_Set exercise_: Below are some entries. Copy each line that holds the string "confident".

_Data shown_:
┄┄┄┄┄┄
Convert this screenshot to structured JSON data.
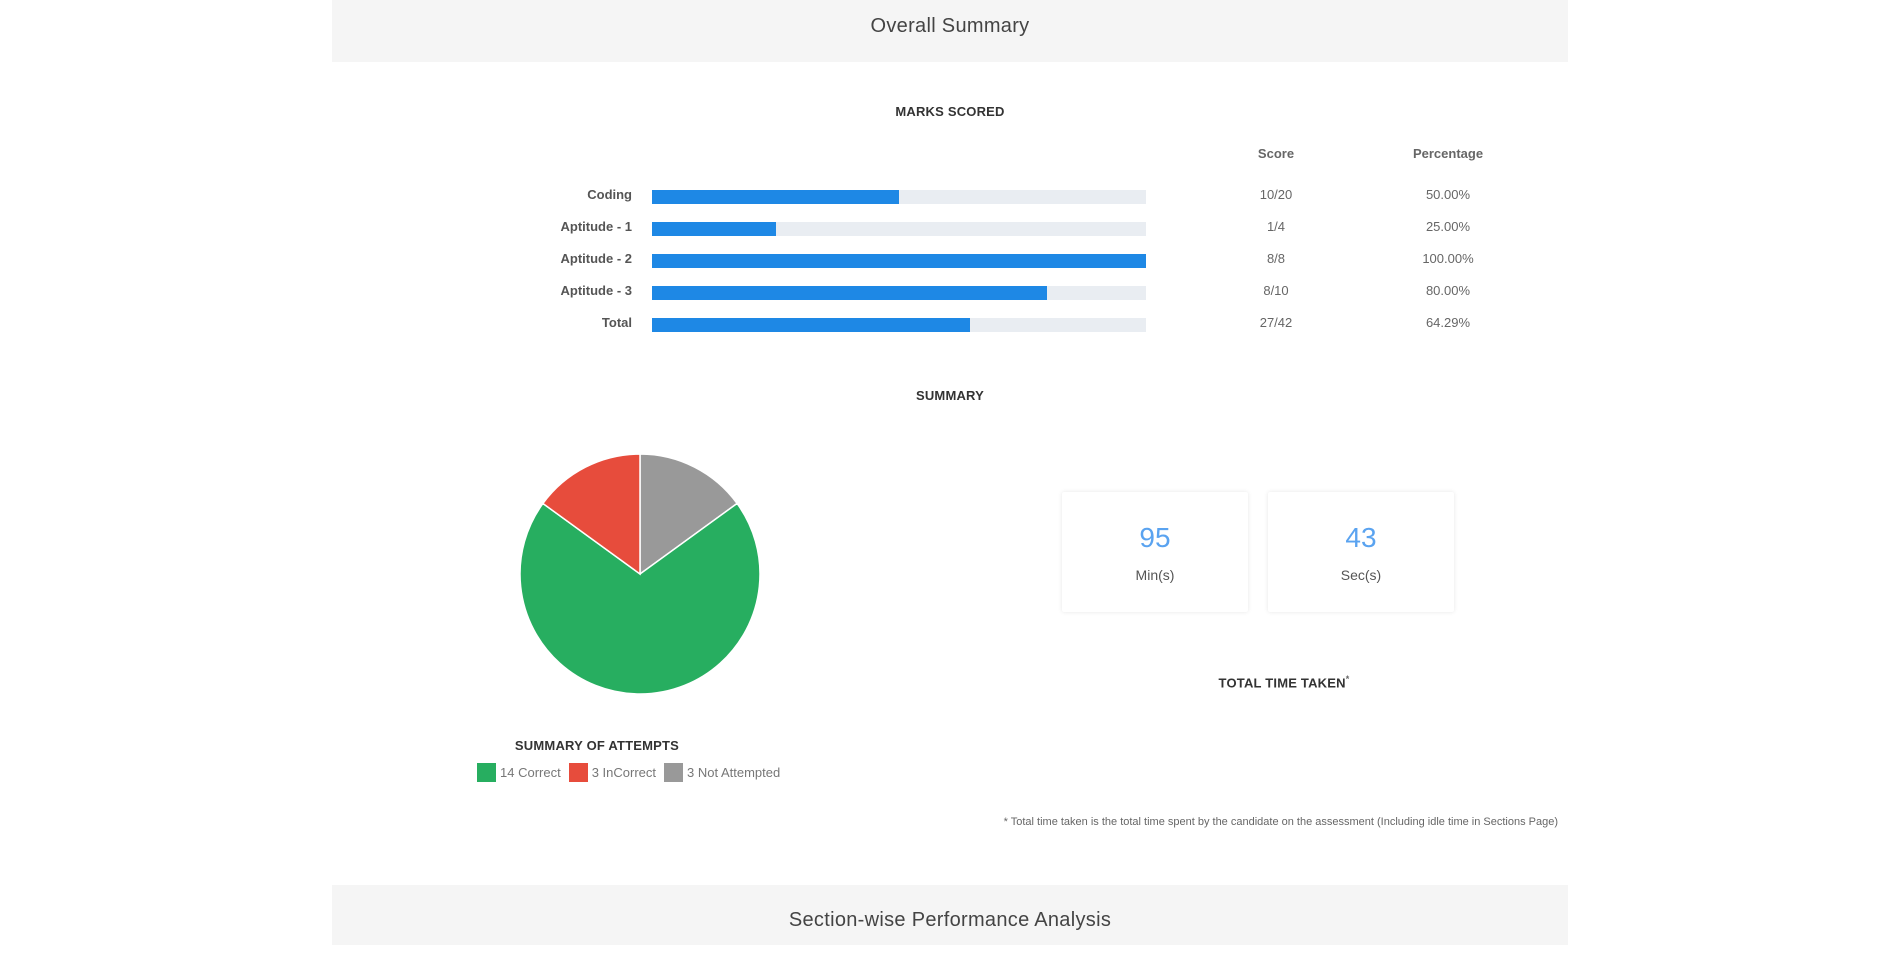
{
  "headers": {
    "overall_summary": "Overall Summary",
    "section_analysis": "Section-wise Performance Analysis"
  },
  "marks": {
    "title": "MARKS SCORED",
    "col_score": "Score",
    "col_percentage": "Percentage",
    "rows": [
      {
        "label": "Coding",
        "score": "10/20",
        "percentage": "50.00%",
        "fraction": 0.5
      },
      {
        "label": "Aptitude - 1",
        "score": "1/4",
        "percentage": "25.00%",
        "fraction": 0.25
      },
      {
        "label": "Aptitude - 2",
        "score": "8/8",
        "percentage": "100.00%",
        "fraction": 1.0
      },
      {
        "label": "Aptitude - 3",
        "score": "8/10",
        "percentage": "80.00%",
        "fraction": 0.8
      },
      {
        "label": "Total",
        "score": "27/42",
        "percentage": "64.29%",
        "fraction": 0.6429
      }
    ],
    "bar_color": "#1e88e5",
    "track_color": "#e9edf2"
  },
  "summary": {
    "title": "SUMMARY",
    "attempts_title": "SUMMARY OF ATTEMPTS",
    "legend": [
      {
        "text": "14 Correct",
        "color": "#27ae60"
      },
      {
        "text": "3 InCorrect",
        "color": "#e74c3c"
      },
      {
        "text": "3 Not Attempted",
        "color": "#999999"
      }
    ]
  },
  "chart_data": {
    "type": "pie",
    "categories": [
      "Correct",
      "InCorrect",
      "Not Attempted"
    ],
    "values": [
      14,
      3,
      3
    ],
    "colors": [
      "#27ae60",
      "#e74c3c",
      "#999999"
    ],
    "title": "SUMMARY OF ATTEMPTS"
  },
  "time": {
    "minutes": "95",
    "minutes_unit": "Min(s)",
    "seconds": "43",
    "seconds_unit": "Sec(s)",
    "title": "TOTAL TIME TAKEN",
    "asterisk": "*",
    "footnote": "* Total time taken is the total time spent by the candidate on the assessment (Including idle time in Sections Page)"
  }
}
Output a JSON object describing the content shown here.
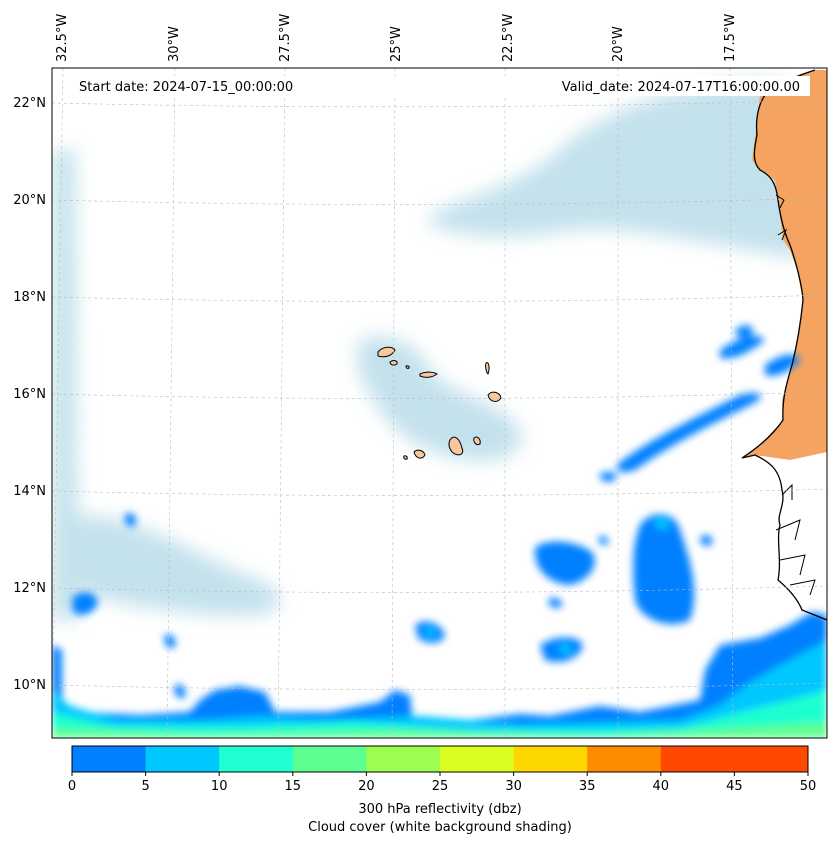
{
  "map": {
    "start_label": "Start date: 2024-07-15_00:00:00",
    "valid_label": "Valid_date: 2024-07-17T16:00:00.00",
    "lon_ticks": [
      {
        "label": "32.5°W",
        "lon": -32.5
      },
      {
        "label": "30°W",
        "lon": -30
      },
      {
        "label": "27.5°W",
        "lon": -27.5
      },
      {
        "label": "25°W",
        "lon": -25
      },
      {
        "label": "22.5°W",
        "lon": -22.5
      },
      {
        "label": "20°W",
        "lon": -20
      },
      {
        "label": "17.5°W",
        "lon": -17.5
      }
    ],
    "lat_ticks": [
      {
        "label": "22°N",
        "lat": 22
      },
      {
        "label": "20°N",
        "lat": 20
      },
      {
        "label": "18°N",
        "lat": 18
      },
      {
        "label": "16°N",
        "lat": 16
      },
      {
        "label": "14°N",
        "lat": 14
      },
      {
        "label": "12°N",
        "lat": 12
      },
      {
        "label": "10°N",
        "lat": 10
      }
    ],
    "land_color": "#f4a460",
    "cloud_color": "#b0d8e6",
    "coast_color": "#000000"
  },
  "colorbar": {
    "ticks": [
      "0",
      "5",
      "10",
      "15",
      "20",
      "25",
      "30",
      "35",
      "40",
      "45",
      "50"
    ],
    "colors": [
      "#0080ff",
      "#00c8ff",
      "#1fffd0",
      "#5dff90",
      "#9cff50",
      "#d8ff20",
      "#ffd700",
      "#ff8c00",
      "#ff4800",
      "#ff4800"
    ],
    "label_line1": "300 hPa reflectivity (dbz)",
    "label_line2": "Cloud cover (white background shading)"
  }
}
┄┄┄┄┄┄
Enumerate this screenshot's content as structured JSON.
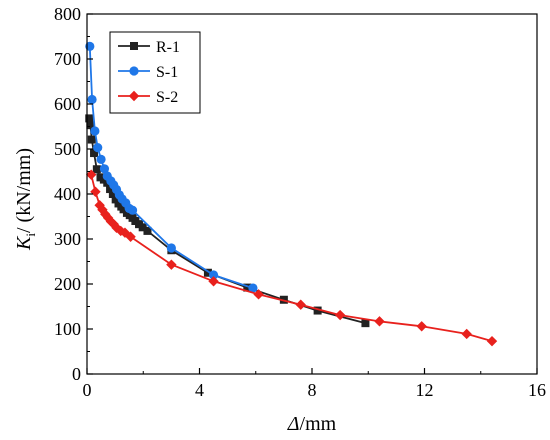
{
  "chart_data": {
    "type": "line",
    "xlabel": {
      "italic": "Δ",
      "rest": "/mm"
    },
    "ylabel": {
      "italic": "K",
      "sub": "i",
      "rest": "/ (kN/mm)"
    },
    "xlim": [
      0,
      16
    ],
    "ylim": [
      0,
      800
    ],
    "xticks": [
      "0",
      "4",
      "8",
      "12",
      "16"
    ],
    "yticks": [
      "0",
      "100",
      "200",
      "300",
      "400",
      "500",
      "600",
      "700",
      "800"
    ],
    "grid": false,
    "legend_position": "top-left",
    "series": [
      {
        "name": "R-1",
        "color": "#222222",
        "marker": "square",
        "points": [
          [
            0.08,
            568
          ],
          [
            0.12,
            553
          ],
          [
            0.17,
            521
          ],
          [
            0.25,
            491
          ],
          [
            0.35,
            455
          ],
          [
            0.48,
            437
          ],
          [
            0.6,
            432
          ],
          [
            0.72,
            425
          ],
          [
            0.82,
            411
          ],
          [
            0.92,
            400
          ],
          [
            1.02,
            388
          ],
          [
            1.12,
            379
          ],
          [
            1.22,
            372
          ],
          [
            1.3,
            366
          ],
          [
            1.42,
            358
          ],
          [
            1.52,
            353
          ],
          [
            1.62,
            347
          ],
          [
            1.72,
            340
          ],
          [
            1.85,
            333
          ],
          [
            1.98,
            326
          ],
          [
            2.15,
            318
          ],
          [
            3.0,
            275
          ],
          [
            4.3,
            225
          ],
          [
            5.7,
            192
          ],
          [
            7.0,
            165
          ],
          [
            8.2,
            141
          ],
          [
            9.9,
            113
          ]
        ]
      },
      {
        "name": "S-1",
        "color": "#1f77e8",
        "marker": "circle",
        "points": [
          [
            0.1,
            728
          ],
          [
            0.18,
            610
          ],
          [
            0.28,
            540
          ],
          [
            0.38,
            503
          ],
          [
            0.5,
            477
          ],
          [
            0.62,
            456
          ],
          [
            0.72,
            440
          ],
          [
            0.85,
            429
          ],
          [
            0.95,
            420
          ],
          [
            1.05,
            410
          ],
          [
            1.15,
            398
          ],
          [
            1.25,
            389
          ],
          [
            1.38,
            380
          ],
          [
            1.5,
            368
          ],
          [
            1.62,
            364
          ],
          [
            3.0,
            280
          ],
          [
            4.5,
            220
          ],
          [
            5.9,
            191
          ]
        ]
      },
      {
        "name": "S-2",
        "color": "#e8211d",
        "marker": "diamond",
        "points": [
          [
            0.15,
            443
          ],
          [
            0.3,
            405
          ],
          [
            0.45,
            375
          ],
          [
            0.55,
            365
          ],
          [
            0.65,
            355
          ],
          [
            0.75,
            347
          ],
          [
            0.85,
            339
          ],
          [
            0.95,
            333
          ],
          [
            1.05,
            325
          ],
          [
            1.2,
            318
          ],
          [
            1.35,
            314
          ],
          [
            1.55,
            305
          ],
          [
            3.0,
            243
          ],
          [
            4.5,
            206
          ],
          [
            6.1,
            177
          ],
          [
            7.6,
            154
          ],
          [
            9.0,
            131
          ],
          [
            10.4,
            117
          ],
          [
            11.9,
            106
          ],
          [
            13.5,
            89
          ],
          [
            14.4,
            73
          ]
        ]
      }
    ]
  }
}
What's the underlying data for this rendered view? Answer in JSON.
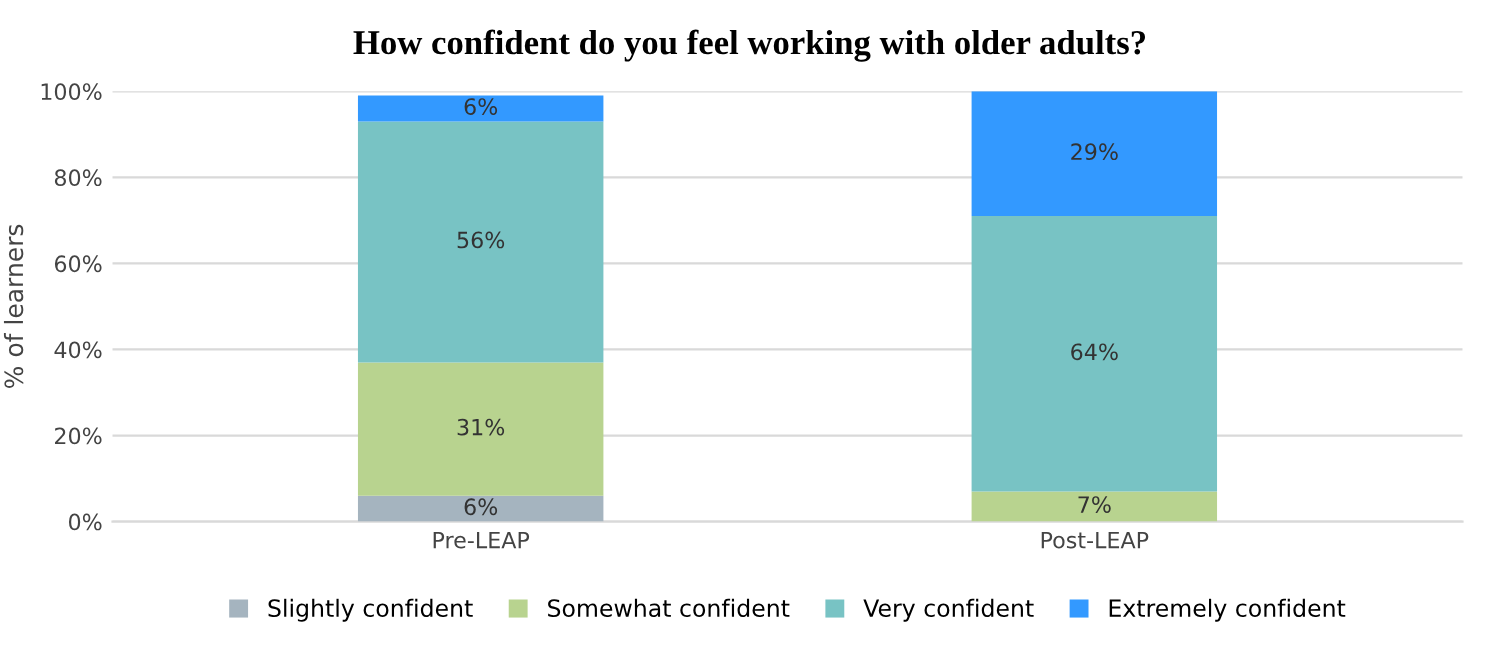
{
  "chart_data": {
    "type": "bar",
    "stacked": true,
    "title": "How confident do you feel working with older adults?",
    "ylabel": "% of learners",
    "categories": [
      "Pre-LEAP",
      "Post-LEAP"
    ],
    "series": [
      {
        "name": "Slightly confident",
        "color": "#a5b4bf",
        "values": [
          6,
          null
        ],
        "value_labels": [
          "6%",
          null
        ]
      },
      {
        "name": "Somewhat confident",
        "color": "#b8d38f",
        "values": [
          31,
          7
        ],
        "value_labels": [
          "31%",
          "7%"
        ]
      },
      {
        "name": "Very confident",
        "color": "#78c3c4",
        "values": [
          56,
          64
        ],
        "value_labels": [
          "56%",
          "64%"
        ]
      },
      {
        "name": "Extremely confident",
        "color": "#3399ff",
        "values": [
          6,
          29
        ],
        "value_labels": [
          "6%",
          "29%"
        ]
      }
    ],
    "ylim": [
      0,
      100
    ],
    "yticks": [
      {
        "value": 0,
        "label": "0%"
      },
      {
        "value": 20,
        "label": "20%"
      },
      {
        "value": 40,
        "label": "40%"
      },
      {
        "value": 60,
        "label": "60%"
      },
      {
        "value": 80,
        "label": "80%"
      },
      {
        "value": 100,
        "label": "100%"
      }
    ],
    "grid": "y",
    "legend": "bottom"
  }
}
┄┄┄┄┄┄
_Output for this task_:
    "title": "How confident do you feel working with older adults?",
        "name": "Slightly confident",
        "name": "Somewhat confident",
        "name": "Very confident",
        "name": "Extremely confident",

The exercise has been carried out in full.